WHAT IS BEING ASKED. The listing below is to be output in its exact form.

::: DATA EXCERPTS :::

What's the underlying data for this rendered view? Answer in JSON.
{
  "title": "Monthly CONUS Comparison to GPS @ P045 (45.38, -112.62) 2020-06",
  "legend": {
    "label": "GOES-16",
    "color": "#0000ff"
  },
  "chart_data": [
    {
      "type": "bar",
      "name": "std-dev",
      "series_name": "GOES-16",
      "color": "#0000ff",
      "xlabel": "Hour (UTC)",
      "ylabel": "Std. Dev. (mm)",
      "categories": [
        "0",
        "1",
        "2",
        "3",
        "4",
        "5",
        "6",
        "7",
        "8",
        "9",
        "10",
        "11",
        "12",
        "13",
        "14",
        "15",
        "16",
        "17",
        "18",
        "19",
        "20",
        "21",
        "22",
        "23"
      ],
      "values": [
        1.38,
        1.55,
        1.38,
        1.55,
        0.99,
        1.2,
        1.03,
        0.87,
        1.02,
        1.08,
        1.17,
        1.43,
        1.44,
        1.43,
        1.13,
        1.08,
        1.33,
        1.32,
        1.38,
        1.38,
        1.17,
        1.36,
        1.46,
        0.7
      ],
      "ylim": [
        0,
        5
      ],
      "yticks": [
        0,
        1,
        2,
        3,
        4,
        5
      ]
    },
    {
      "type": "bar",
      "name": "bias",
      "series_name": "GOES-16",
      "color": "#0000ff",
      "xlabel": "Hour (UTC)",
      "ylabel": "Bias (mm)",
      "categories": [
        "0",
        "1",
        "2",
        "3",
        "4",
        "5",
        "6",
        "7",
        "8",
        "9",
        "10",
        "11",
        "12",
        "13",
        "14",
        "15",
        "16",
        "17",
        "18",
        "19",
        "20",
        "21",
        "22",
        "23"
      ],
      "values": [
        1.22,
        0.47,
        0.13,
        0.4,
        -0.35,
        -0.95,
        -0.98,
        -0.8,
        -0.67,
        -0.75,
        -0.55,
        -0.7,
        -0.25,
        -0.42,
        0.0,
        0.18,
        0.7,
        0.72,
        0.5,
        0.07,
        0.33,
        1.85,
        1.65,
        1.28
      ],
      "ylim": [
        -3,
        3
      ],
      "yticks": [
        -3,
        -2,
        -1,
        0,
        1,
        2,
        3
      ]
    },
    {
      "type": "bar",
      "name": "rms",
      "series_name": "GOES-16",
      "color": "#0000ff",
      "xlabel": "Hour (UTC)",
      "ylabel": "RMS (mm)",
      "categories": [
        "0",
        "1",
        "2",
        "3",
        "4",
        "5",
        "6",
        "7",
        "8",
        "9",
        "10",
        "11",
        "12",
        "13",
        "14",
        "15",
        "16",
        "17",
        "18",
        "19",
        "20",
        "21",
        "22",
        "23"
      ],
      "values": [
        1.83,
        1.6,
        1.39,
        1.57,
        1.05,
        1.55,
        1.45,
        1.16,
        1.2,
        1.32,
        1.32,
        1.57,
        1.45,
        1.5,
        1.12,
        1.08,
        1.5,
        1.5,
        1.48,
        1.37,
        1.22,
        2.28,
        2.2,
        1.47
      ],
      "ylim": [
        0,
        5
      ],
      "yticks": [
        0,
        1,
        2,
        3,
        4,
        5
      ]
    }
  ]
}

:::

REPLY.
What's the underlying data for this rendered view? Answer in JSON.
{
  "title": "Monthly CONUS Comparison to GPS @ P045 (45.38, -112.62) 2020-06",
  "legend": {
    "label": "GOES-16",
    "color": "#0000ff"
  },
  "chart_data": [
    {
      "type": "bar",
      "name": "std-dev",
      "series_name": "GOES-16",
      "color": "#0000ff",
      "xlabel": "Hour (UTC)",
      "ylabel": "Std. Dev. (mm)",
      "categories": [
        "0",
        "1",
        "2",
        "3",
        "4",
        "5",
        "6",
        "7",
        "8",
        "9",
        "10",
        "11",
        "12",
        "13",
        "14",
        "15",
        "16",
        "17",
        "18",
        "19",
        "20",
        "21",
        "22",
        "23"
      ],
      "values": [
        1.38,
        1.55,
        1.38,
        1.55,
        0.99,
        1.2,
        1.03,
        0.87,
        1.02,
        1.08,
        1.17,
        1.43,
        1.44,
        1.43,
        1.13,
        1.08,
        1.33,
        1.32,
        1.38,
        1.38,
        1.17,
        1.36,
        1.46,
        0.7
      ],
      "ylim": [
        0,
        5
      ],
      "yticks": [
        0,
        1,
        2,
        3,
        4,
        5
      ]
    },
    {
      "type": "bar",
      "name": "bias",
      "series_name": "GOES-16",
      "color": "#0000ff",
      "xlabel": "Hour (UTC)",
      "ylabel": "Bias (mm)",
      "categories": [
        "0",
        "1",
        "2",
        "3",
        "4",
        "5",
        "6",
        "7",
        "8",
        "9",
        "10",
        "11",
        "12",
        "13",
        "14",
        "15",
        "16",
        "17",
        "18",
        "19",
        "20",
        "21",
        "22",
        "23"
      ],
      "values": [
        1.22,
        0.47,
        0.13,
        0.4,
        -0.35,
        -0.95,
        -0.98,
        -0.8,
        -0.67,
        -0.75,
        -0.55,
        -0.7,
        -0.25,
        -0.42,
        0.0,
        0.18,
        0.7,
        0.72,
        0.5,
        0.07,
        0.33,
        1.85,
        1.65,
        1.28
      ],
      "ylim": [
        -3,
        3
      ],
      "yticks": [
        -3,
        -2,
        -1,
        0,
        1,
        2,
        3
      ]
    },
    {
      "type": "bar",
      "name": "rms",
      "series_name": "GOES-16",
      "color": "#0000ff",
      "xlabel": "Hour (UTC)",
      "ylabel": "RMS (mm)",
      "categories": [
        "0",
        "1",
        "2",
        "3",
        "4",
        "5",
        "6",
        "7",
        "8",
        "9",
        "10",
        "11",
        "12",
        "13",
        "14",
        "15",
        "16",
        "17",
        "18",
        "19",
        "20",
        "21",
        "22",
        "23"
      ],
      "values": [
        1.83,
        1.6,
        1.39,
        1.57,
        1.05,
        1.55,
        1.45,
        1.16,
        1.2,
        1.32,
        1.32,
        1.57,
        1.45,
        1.5,
        1.12,
        1.08,
        1.5,
        1.5,
        1.48,
        1.37,
        1.22,
        2.28,
        2.2,
        1.47
      ],
      "ylim": [
        0,
        5
      ],
      "yticks": [
        0,
        1,
        2,
        3,
        4,
        5
      ]
    }
  ]
}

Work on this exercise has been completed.